Stated task:
Copy the rows below word for word, but leave out the pictures.

Task material:
****

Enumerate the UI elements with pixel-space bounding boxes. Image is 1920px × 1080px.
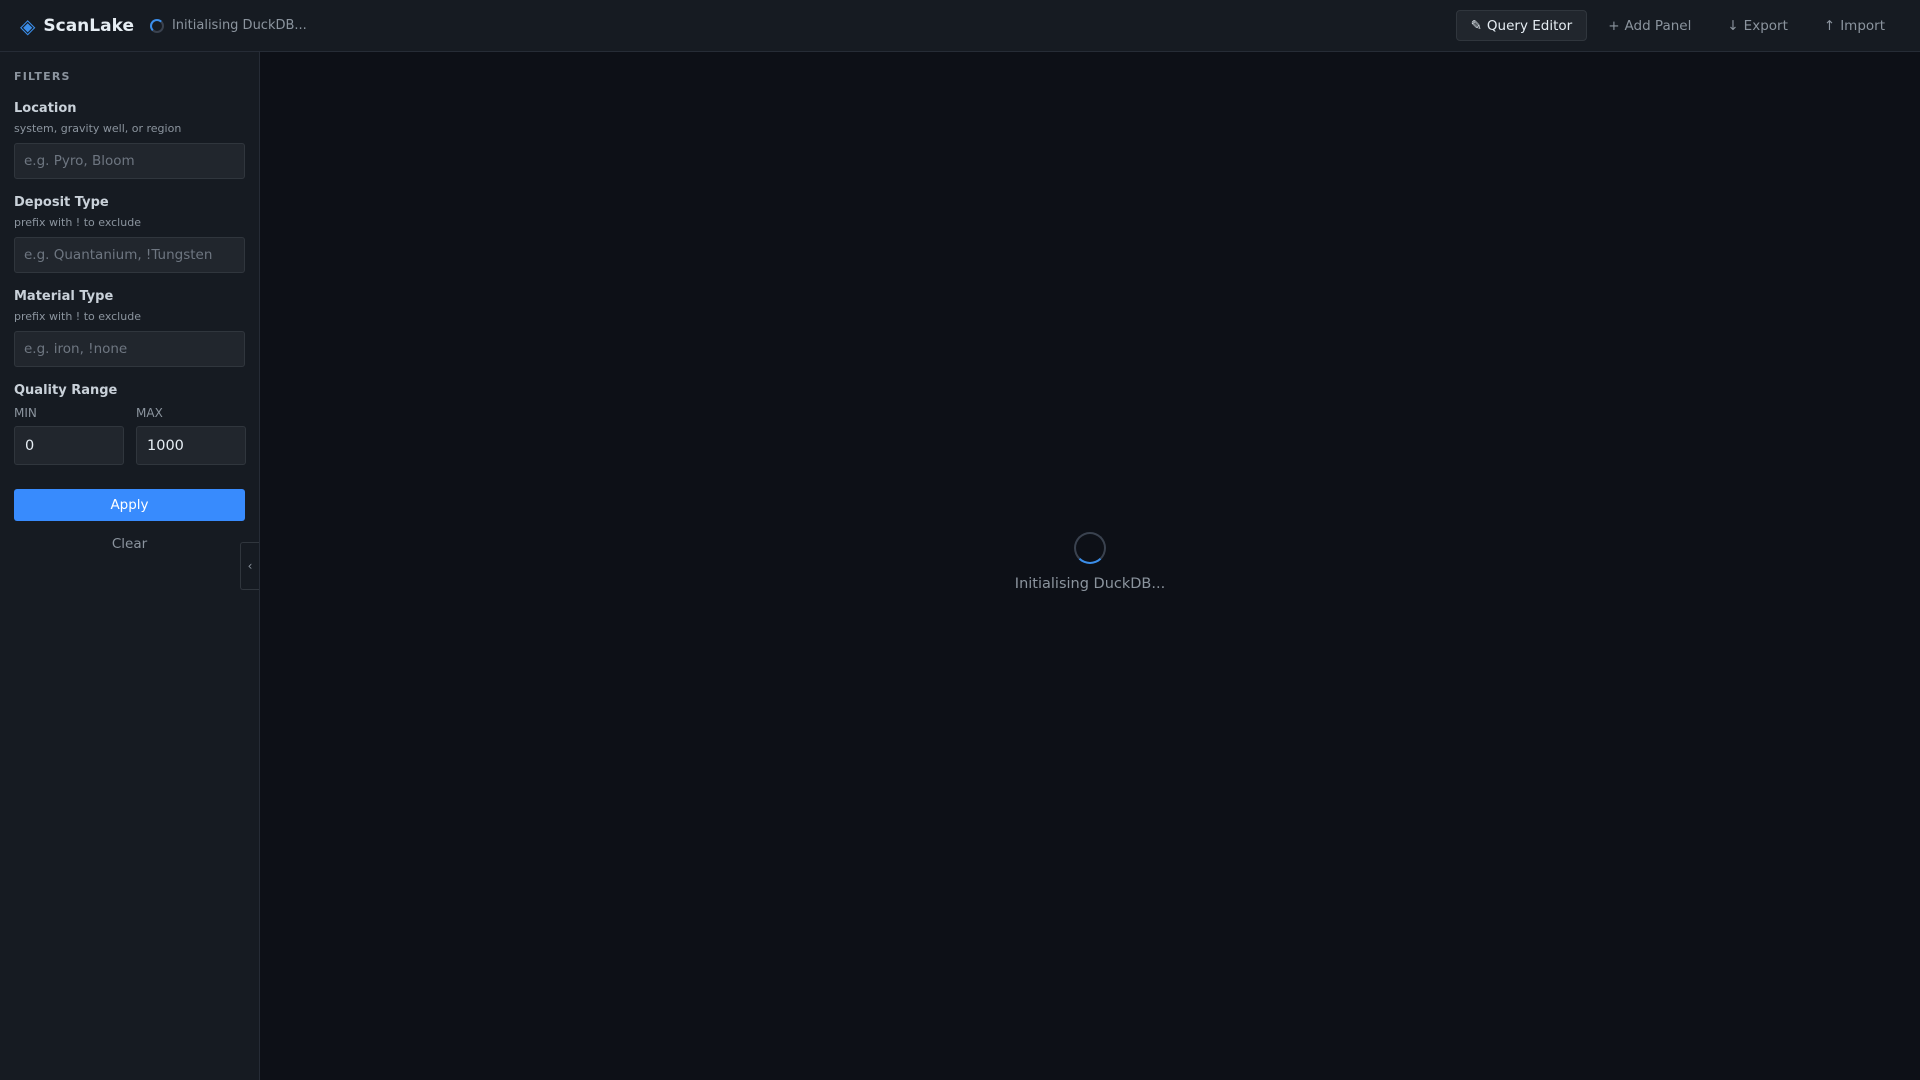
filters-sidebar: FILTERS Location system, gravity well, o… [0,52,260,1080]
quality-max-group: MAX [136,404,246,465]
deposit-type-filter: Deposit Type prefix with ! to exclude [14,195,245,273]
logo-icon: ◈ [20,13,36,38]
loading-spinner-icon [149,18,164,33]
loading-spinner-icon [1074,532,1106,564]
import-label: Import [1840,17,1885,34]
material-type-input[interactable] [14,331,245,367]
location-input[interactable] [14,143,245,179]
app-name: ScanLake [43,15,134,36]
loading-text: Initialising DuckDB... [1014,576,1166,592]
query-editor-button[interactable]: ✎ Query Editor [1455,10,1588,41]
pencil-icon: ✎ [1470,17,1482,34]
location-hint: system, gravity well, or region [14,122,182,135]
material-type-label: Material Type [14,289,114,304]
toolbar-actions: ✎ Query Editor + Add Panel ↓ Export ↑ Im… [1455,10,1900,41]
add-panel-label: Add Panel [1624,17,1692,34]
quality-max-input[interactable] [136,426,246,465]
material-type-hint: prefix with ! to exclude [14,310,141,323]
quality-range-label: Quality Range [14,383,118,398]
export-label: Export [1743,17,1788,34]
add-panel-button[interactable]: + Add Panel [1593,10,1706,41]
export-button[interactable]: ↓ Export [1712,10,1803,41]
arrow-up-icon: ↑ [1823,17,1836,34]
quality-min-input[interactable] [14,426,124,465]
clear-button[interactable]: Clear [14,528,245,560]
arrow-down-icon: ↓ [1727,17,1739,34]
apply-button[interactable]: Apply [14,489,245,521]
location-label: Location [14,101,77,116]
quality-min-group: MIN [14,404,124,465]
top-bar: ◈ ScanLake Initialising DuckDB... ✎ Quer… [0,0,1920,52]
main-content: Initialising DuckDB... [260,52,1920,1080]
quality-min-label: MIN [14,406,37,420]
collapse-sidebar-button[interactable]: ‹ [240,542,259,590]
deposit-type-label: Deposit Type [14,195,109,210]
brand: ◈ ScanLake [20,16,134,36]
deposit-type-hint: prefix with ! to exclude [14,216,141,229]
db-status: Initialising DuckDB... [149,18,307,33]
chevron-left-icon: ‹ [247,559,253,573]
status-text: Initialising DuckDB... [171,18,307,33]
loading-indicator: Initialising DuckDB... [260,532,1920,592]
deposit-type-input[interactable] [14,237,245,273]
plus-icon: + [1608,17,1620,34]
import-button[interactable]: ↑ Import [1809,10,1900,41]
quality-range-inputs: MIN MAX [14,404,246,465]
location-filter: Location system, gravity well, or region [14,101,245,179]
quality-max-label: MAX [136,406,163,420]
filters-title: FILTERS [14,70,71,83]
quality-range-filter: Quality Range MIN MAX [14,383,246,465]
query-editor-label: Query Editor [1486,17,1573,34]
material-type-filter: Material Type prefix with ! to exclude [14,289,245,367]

****

The answer:
Enumerate the UI elements with pixel-space bounding boxes. Image is 1920px × 1080px.
filters-sidebar: FILTERS Location system, gravity well, o… [0,52,260,1080]
quality-max-group: MAX [136,404,246,465]
deposit-type-filter: Deposit Type prefix with ! to exclude [14,195,245,273]
logo-icon: ◈ [20,13,36,38]
loading-spinner-icon [149,18,164,33]
loading-spinner-icon [1074,532,1106,564]
import-label: Import [1840,17,1885,34]
material-type-input[interactable] [14,331,245,367]
location-input[interactable] [14,143,245,179]
app-name: ScanLake [43,15,134,36]
loading-text: Initialising DuckDB... [1014,576,1166,592]
query-editor-button[interactable]: ✎ Query Editor [1455,10,1588,41]
pencil-icon: ✎ [1470,17,1482,34]
location-hint: system, gravity well, or region [14,122,182,135]
material-type-label: Material Type [14,289,114,304]
toolbar-actions: ✎ Query Editor + Add Panel ↓ Export ↑ Im… [1455,10,1900,41]
add-panel-label: Add Panel [1624,17,1692,34]
quality-max-input[interactable] [136,426,246,465]
material-type-hint: prefix with ! to exclude [14,310,141,323]
quality-range-label: Quality Range [14,383,118,398]
export-label: Export [1743,17,1788,34]
add-panel-button[interactable]: + Add Panel [1593,10,1706,41]
export-button[interactable]: ↓ Export [1712,10,1803,41]
arrow-up-icon: ↑ [1823,17,1836,34]
quality-min-input[interactable] [14,426,124,465]
clear-button[interactable]: Clear [14,528,245,560]
arrow-down-icon: ↓ [1727,17,1739,34]
apply-button[interactable]: Apply [14,489,245,521]
location-label: Location [14,101,77,116]
quality-min-group: MIN [14,404,124,465]
top-bar: ◈ ScanLake Initialising DuckDB... ✎ Quer… [0,0,1920,52]
main-content: Initialising DuckDB... [260,52,1920,1080]
quality-min-label: MIN [14,406,37,420]
collapse-sidebar-button[interactable]: ‹ [240,542,259,590]
deposit-type-label: Deposit Type [14,195,109,210]
brand: ◈ ScanLake [20,16,134,36]
deposit-type-hint: prefix with ! to exclude [14,216,141,229]
db-status: Initialising DuckDB... [149,18,307,33]
chevron-left-icon: ‹ [247,559,253,573]
status-text: Initialising DuckDB... [171,18,307,33]
loading-indicator: Initialising DuckDB... [260,532,1920,592]
deposit-type-input[interactable] [14,237,245,273]
plus-icon: + [1608,17,1620,34]
import-button[interactable]: ↑ Import [1809,10,1900,41]
quality-range-inputs: MIN MAX [14,404,246,465]
location-filter: Location system, gravity well, or region [14,101,245,179]
quality-max-label: MAX [136,406,163,420]
filters-title: FILTERS [14,70,71,83]
quality-range-filter: Quality Range MIN MAX [14,383,246,465]
query-editor-label: Query Editor [1486,17,1573,34]
material-type-filter: Material Type prefix with ! to exclude [14,289,245,367]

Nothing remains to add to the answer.